## Input:
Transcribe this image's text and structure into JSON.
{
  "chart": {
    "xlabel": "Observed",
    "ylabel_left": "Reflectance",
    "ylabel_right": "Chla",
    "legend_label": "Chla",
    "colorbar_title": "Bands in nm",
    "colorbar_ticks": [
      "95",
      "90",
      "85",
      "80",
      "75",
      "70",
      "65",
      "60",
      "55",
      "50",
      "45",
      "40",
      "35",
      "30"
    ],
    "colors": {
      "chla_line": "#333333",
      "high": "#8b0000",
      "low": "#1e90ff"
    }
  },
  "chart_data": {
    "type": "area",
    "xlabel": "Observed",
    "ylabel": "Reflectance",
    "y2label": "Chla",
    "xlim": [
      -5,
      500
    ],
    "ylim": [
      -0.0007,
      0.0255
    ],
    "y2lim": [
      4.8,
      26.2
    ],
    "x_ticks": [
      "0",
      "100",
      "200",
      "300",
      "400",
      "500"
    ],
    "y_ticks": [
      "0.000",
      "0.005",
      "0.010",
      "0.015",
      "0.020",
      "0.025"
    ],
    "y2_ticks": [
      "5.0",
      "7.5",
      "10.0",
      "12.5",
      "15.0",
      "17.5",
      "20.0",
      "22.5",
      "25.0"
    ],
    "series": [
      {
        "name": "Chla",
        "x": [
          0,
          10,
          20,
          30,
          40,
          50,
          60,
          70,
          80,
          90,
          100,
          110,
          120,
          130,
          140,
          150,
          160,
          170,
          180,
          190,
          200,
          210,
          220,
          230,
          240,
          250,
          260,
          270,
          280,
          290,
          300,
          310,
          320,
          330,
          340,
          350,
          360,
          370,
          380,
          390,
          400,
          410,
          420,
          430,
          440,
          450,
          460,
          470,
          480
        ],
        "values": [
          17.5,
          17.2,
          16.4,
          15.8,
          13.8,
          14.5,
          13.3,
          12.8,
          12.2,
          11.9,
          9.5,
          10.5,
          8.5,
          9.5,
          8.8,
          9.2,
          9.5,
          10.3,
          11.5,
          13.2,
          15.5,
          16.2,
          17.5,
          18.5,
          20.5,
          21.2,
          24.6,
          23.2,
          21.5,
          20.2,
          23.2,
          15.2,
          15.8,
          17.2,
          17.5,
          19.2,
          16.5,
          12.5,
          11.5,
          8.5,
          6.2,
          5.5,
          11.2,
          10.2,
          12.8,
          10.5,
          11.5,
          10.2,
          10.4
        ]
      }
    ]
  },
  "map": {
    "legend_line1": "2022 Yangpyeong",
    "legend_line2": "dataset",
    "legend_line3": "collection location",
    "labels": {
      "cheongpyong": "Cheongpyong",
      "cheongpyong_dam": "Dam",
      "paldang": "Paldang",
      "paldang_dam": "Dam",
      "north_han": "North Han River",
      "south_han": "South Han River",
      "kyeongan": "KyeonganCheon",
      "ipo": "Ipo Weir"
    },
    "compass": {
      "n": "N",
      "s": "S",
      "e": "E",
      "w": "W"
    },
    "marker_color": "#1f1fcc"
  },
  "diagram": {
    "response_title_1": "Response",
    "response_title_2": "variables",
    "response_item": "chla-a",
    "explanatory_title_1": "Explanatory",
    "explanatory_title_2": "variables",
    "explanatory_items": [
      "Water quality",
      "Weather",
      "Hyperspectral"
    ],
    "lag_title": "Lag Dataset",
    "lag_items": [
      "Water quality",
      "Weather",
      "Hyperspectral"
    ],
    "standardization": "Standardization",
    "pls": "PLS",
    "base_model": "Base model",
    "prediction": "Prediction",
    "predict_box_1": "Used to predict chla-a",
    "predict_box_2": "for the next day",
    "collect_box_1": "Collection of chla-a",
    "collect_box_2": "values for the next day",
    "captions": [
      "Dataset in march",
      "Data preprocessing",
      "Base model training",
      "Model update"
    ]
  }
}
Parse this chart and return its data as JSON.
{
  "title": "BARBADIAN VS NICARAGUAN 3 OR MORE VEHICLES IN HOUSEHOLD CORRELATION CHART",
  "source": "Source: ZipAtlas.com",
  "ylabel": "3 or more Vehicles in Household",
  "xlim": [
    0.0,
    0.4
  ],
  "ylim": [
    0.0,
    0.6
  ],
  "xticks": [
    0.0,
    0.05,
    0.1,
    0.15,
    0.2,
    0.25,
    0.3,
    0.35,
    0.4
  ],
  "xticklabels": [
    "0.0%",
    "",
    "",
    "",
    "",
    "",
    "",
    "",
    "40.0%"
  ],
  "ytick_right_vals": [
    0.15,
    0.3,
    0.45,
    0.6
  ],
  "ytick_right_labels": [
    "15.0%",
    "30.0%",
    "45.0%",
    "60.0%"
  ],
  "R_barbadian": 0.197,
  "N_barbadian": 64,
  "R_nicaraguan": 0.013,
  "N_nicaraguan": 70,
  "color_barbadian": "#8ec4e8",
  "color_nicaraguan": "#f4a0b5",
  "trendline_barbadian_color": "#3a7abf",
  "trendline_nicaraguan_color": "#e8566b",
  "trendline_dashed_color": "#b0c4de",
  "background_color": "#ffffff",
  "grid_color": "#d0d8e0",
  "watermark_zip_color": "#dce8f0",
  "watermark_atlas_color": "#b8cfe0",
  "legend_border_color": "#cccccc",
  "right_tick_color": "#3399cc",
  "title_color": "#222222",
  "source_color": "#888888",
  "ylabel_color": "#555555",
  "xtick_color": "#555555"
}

## Required task:
Reproduce all of the data exactly as given.

## Response for this exercise:
Transcribe this image's text and structure into JSON.
{
  "chart": {
    "xlabel": "Observed",
    "ylabel_left": "Reflectance",
    "ylabel_right": "Chla",
    "legend_label": "Chla",
    "colorbar_title": "Bands in nm",
    "colorbar_ticks": [
      "95",
      "90",
      "85",
      "80",
      "75",
      "70",
      "65",
      "60",
      "55",
      "50",
      "45",
      "40",
      "35",
      "30"
    ],
    "colors": {
      "chla_line": "#333333",
      "high": "#8b0000",
      "low": "#1e90ff"
    }
  },
  "chart_data": {
    "type": "area",
    "xlabel": "Observed",
    "ylabel": "Reflectance",
    "y2label": "Chla",
    "xlim": [
      -5,
      500
    ],
    "ylim": [
      -0.0007,
      0.0255
    ],
    "y2lim": [
      4.8,
      26.2
    ],
    "x_ticks": [
      "0",
      "100",
      "200",
      "300",
      "400",
      "500"
    ],
    "y_ticks": [
      "0.000",
      "0.005",
      "0.010",
      "0.015",
      "0.020",
      "0.025"
    ],
    "y2_ticks": [
      "5.0",
      "7.5",
      "10.0",
      "12.5",
      "15.0",
      "17.5",
      "20.0",
      "22.5",
      "25.0"
    ],
    "series": [
      {
        "name": "Chla",
        "x": [
          0,
          10,
          20,
          30,
          40,
          50,
          60,
          70,
          80,
          90,
          100,
          110,
          120,
          130,
          140,
          150,
          160,
          170,
          180,
          190,
          200,
          210,
          220,
          230,
          240,
          250,
          260,
          270,
          280,
          290,
          300,
          310,
          320,
          330,
          340,
          350,
          360,
          370,
          380,
          390,
          400,
          410,
          420,
          430,
          440,
          450,
          460,
          470,
          480
        ],
        "values": [
          17.5,
          17.2,
          16.4,
          15.8,
          13.8,
          14.5,
          13.3,
          12.8,
          12.2,
          11.9,
          9.5,
          10.5,
          8.5,
          9.5,
          8.8,
          9.2,
          9.5,
          10.3,
          11.5,
          13.2,
          15.5,
          16.2,
          17.5,
          18.5,
          20.5,
          21.2,
          24.6,
          23.2,
          21.5,
          20.2,
          23.2,
          15.2,
          15.8,
          17.2,
          17.5,
          19.2,
          16.5,
          12.5,
          11.5,
          8.5,
          6.2,
          5.5,
          11.2,
          10.2,
          12.8,
          10.5,
          11.5,
          10.2,
          10.4
        ]
      }
    ]
  },
  "map": {
    "legend_line1": "2022 Yangpyeong",
    "legend_line2": "dataset",
    "legend_line3": "collection location",
    "labels": {
      "cheongpyong": "Cheongpyong",
      "cheongpyong_dam": "Dam",
      "paldang": "Paldang",
      "paldang_dam": "Dam",
      "north_han": "North Han River",
      "south_han": "South Han River",
      "kyeongan": "KyeonganCheon",
      "ipo": "Ipo Weir"
    },
    "compass": {
      "n": "N",
      "s": "S",
      "e": "E",
      "w": "W"
    },
    "marker_color": "#1f1fcc"
  },
  "diagram": {
    "response_title_1": "Response",
    "response_title_2": "variables",
    "response_item": "chla-a",
    "explanatory_title_1": "Explanatory",
    "explanatory_title_2": "variables",
    "explanatory_items": [
      "Water quality",
      "Weather",
      "Hyperspectral"
    ],
    "lag_title": "Lag Dataset",
    "lag_items": [
      "Water quality",
      "Weather",
      "Hyperspectral"
    ],
    "standardization": "Standardization",
    "pls": "PLS",
    "base_model": "Base model",
    "prediction": "Prediction",
    "predict_box_1": "Used to predict chla-a",
    "predict_box_2": "for the next day",
    "collect_box_1": "Collection of chla-a",
    "collect_box_2": "values for the next day",
    "captions": [
      "Dataset in march",
      "Data preprocessing",
      "Base model training",
      "Model update"
    ]
  }
}
Parse this chart and return its data as JSON.
{
  "title": "BARBADIAN VS NICARAGUAN 3 OR MORE VEHICLES IN HOUSEHOLD CORRELATION CHART",
  "source": "Source: ZipAtlas.com",
  "ylabel": "3 or more Vehicles in Household",
  "xlim": [
    0.0,
    0.4
  ],
  "ylim": [
    0.0,
    0.6
  ],
  "xticks": [
    0.0,
    0.05,
    0.1,
    0.15,
    0.2,
    0.25,
    0.3,
    0.35,
    0.4
  ],
  "xticklabels": [
    "0.0%",
    "",
    "",
    "",
    "",
    "",
    "",
    "",
    "40.0%"
  ],
  "ytick_right_vals": [
    0.15,
    0.3,
    0.45,
    0.6
  ],
  "ytick_right_labels": [
    "15.0%",
    "30.0%",
    "45.0%",
    "60.0%"
  ],
  "R_barbadian": 0.197,
  "N_barbadian": 64,
  "R_nicaraguan": 0.013,
  "N_nicaraguan": 70,
  "color_barbadian": "#8ec4e8",
  "color_nicaraguan": "#f4a0b5",
  "trendline_barbadian_color": "#3a7abf",
  "trendline_nicaraguan_color": "#e8566b",
  "trendline_dashed_color": "#b0c4de",
  "background_color": "#ffffff",
  "grid_color": "#d0d8e0",
  "watermark_zip_color": "#dce8f0",
  "watermark_atlas_color": "#b8cfe0",
  "legend_border_color": "#cccccc",
  "right_tick_color": "#3399cc",
  "title_color": "#222222",
  "source_color": "#888888",
  "ylabel_color": "#555555",
  "xtick_color": "#555555"
}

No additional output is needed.